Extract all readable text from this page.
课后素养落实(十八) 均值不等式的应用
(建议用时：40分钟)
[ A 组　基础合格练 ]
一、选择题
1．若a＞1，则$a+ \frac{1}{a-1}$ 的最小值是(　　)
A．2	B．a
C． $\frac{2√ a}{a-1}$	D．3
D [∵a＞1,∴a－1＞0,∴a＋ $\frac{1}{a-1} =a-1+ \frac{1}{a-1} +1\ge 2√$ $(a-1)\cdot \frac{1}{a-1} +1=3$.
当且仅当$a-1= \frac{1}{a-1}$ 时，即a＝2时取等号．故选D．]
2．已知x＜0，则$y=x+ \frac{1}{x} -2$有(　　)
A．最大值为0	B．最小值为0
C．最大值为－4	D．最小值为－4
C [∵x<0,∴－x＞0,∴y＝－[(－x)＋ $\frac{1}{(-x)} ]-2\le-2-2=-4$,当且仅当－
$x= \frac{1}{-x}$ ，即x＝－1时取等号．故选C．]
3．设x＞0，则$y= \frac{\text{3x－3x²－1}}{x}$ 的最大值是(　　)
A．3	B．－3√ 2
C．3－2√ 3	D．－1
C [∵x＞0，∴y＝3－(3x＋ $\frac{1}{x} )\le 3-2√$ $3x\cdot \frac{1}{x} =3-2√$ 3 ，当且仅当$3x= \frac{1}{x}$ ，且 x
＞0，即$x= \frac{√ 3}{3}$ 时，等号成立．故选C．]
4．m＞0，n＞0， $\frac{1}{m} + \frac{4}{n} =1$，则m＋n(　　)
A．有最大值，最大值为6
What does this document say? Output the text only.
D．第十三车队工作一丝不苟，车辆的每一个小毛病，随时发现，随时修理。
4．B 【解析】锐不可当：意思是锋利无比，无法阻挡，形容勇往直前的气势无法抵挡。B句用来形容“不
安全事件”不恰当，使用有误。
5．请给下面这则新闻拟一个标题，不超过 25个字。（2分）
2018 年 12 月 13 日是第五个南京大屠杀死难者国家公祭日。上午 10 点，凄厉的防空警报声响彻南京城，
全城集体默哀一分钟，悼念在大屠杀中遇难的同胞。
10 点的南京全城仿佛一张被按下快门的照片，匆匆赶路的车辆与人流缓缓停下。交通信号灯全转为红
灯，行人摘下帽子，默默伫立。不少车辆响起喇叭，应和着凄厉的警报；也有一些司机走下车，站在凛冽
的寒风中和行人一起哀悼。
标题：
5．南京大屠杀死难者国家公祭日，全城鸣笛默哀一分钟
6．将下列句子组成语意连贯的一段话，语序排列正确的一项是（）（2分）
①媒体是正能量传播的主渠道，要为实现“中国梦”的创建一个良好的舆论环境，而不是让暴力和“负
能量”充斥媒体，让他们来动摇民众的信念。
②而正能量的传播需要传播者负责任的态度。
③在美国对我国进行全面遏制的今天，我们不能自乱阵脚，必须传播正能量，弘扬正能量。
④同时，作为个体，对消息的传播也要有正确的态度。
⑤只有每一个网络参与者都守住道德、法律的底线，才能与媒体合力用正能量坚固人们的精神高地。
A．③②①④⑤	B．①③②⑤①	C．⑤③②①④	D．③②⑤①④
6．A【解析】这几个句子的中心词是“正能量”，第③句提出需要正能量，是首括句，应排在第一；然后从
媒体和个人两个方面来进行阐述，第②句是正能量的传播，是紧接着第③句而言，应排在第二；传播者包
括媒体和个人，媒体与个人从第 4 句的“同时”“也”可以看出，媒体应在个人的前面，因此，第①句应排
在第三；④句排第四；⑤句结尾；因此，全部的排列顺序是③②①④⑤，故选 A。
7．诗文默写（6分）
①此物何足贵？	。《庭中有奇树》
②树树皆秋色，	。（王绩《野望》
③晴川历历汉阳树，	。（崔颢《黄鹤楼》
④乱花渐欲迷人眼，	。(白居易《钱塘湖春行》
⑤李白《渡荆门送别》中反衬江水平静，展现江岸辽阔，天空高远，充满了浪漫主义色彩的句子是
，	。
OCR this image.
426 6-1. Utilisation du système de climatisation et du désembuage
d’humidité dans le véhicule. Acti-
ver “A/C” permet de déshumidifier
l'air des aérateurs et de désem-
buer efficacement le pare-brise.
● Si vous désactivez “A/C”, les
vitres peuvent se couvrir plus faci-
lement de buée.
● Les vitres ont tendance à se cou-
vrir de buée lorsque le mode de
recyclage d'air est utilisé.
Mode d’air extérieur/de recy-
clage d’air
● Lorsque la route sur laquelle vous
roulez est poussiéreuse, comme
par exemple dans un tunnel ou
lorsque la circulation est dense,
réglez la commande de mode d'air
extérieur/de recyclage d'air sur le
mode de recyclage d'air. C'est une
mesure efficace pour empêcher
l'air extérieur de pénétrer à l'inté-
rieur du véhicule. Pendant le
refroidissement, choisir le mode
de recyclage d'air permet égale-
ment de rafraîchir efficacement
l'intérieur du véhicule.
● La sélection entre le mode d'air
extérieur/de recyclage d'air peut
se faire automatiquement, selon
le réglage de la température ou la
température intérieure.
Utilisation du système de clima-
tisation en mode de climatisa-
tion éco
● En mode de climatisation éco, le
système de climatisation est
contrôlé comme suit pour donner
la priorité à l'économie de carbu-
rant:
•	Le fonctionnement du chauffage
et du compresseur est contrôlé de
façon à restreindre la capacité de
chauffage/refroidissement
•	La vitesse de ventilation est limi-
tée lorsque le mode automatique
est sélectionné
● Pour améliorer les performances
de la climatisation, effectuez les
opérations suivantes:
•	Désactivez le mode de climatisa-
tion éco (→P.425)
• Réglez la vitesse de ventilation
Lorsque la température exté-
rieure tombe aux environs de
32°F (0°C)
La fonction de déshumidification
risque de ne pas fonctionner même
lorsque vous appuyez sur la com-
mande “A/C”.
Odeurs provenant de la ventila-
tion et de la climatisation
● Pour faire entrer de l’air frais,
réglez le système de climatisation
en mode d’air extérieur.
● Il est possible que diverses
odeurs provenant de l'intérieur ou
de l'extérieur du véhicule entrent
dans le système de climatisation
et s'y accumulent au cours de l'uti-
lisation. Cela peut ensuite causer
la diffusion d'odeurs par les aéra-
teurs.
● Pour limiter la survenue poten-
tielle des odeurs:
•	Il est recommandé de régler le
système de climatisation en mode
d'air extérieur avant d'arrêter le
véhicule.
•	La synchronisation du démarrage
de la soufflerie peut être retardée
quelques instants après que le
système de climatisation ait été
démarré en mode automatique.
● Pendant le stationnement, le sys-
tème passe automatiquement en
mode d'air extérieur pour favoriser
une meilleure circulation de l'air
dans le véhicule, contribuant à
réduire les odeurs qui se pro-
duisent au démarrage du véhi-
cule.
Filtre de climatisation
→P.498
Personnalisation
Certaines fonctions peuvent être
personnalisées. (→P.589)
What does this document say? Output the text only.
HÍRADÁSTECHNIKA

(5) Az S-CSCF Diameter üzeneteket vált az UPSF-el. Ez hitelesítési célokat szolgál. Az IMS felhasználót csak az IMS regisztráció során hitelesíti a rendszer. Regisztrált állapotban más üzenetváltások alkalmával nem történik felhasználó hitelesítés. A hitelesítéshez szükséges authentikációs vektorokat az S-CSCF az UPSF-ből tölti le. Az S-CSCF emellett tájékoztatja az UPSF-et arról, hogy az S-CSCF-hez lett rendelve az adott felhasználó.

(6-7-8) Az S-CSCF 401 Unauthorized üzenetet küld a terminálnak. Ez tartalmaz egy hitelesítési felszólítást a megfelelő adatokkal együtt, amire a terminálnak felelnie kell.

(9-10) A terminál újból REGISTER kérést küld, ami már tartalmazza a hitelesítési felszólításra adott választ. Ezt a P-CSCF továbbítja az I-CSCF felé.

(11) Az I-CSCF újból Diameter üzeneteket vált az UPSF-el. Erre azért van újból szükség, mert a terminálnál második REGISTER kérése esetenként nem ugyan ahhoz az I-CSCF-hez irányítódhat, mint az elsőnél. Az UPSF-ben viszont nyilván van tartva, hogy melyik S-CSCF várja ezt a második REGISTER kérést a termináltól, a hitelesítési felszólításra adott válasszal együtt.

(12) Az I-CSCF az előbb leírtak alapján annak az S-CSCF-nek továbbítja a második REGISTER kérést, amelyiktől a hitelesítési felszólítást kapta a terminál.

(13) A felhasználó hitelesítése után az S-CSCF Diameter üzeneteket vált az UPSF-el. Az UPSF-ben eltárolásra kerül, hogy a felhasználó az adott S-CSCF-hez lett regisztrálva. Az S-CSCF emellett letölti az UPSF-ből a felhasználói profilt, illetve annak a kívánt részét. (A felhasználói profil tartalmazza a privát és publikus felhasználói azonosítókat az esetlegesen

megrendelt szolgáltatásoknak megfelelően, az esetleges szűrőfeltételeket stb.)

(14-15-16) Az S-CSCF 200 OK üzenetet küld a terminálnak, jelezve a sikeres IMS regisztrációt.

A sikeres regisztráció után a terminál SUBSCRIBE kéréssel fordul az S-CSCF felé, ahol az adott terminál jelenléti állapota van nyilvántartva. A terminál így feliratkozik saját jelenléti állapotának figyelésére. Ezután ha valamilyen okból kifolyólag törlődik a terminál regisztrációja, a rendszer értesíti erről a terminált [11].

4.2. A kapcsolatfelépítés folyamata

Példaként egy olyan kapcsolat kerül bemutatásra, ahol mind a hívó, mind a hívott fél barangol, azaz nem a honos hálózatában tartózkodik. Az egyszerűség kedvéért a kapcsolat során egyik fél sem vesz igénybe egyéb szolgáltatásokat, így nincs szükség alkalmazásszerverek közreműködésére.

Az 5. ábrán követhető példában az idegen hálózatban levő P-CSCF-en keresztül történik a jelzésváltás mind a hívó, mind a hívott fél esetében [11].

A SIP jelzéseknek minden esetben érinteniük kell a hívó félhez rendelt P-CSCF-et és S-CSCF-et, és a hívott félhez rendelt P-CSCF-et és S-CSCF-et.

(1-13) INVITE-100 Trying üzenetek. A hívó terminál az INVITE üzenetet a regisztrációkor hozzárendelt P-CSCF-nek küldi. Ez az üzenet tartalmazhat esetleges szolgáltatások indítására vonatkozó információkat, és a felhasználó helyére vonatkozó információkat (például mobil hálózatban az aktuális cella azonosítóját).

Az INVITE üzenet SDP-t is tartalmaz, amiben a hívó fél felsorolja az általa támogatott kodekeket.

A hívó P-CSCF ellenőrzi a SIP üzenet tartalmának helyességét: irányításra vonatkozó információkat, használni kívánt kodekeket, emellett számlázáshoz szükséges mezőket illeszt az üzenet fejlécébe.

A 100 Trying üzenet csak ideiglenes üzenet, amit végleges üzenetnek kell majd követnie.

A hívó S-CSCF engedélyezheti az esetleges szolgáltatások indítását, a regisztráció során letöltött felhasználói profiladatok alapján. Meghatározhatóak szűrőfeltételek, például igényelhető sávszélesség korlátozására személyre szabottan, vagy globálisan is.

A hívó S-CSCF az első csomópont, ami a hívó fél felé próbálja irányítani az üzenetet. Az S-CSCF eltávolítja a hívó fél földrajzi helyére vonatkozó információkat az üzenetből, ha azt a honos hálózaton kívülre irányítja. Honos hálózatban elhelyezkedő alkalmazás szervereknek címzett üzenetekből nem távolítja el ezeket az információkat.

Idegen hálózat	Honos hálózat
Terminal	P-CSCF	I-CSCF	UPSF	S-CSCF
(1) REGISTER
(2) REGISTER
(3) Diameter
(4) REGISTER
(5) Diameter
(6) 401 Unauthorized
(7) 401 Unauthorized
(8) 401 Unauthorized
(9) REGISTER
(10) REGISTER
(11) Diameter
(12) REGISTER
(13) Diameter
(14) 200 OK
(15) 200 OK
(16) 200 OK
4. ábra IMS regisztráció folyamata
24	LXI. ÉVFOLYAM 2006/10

—————

Pull out every line containing "être".

de la soufflerie peut être retardée
Certaines fonctions peuvent être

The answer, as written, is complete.